___ Supplied records ___

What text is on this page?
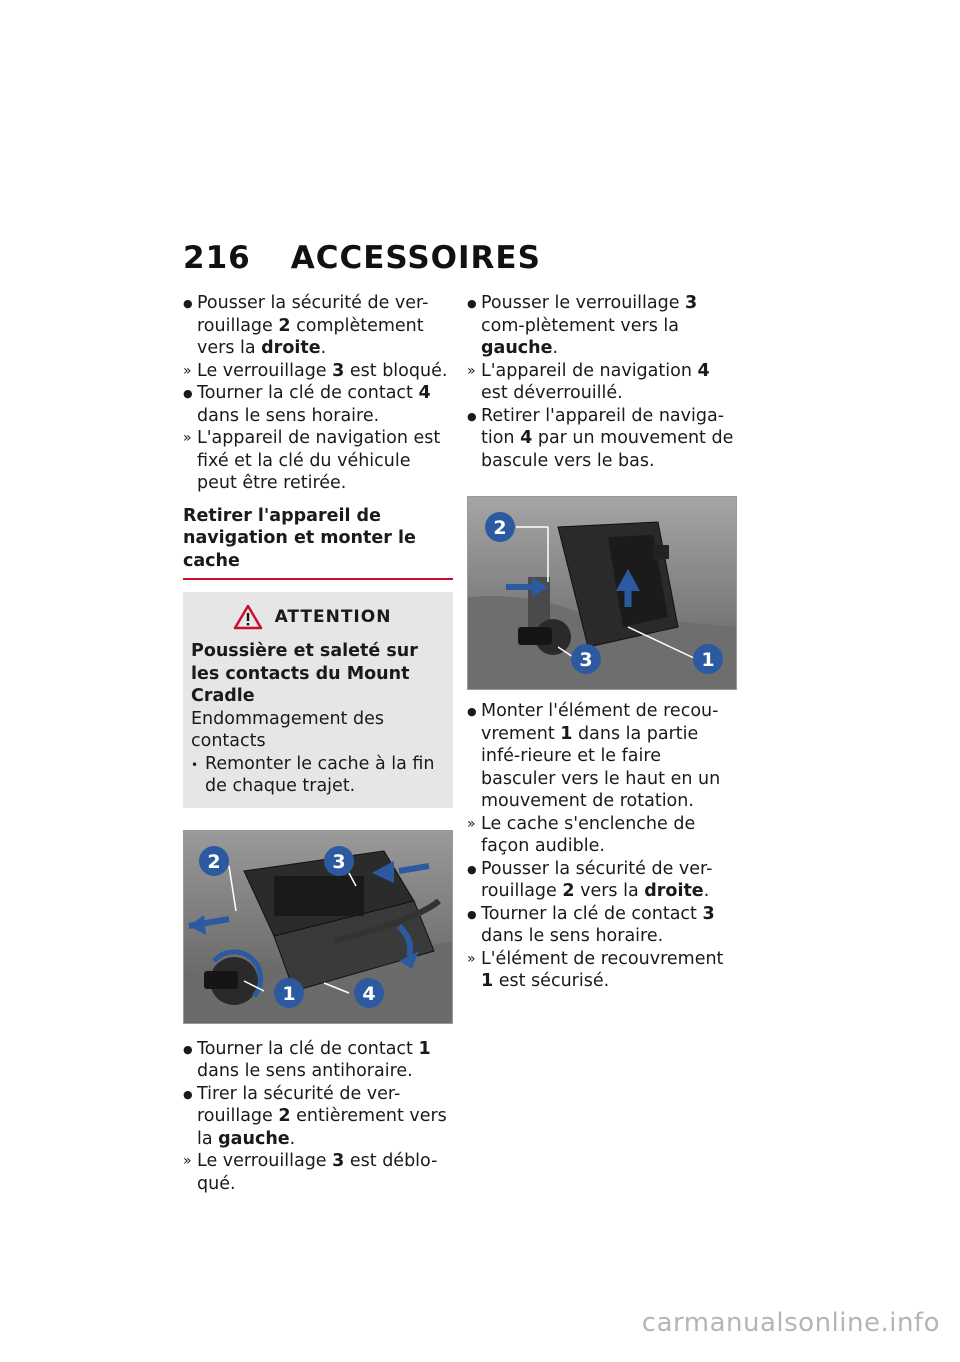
216 ACCESSOIRES
● Pousser la sécurité de ver-rouillage 2 complètement vers la droite.
» Le verrouillage 3 est bloqué.
● Tourner la clé de contact 4 dans le sens horaire.
» L'appareil de navigation est fixé et la clé du véhicule peut être retirée.
Retirer l'appareil de navigation et monter le cache
ATTENTION
Poussière et saleté sur les contacts du Mount Cradle
Endommagement des contacts
• Remonter le cache à la fin de chaque trajet.
2	3
1	4
● Tourner la clé de contact 1 dans le sens antihoraire.
● Tirer la sécurité de ver-rouillage 2 entièrement vers la gauche.
» Le verrouillage 3 est déblo-qué.
● Pousser le verrouillage 3 com-plètement vers la gauche.
» L'appareil de navigation 4 est déverrouillé.
● Retirer l'appareil de naviga-tion 4 par un mouvement de bascule vers le bas.
2
3	1
● Monter l'élément de recou-vrement 1 dans la partie infé-rieure et le faire basculer vers le haut en un mouvement de rotation.
» Le cache s'enclenche de façon audible.
● Pousser la sécurité de ver-rouillage 2 vers la droite.
● Tourner la clé de contact 3 dans le sens horaire.
» L'élément de recouvrement 1 est sécurisé.
carmanualsonline.info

___

• _To do_:
Every record must be copied exactly, with images dropped from the result.

• _Worked solution_:
What text is on this page?
216 ACCESSOIRES
● Pousser la sécurité de ver-rouillage 2 complètement vers la droite.
» Le verrouillage 3 est bloqué.
● Tourner la clé de contact 4 dans le sens horaire.
» L'appareil de navigation est fixé et la clé du véhicule peut être retirée.
Retirer l'appareil de navigation et monter le cache
ATTENTION
Poussière et saleté sur les contacts du Mount Cradle
Endommagement des contacts
• Remonter le cache à la fin de chaque trajet.
2	3
1	4
● Tourner la clé de contact 1 dans le sens antihoraire.
● Tirer la sécurité de ver-rouillage 2 entièrement vers la gauche.
» Le verrouillage 3 est déblo-qué.
● Pousser le verrouillage 3 com-plètement vers la gauche.
» L'appareil de navigation 4 est déverrouillé.
● Retirer l'appareil de naviga-tion 4 par un mouvement de bascule vers le bas.
2
3	1
● Monter l'élément de recou-vrement 1 dans la partie infé-rieure et le faire basculer vers le haut en un mouvement de rotation.
» Le cache s'enclenche de façon audible.
● Pousser la sécurité de ver-rouillage 2 vers la droite.
● Tourner la clé de contact 3 dans le sens horaire.
» L'élément de recouvrement 1 est sécurisé.
carmanualsonline.info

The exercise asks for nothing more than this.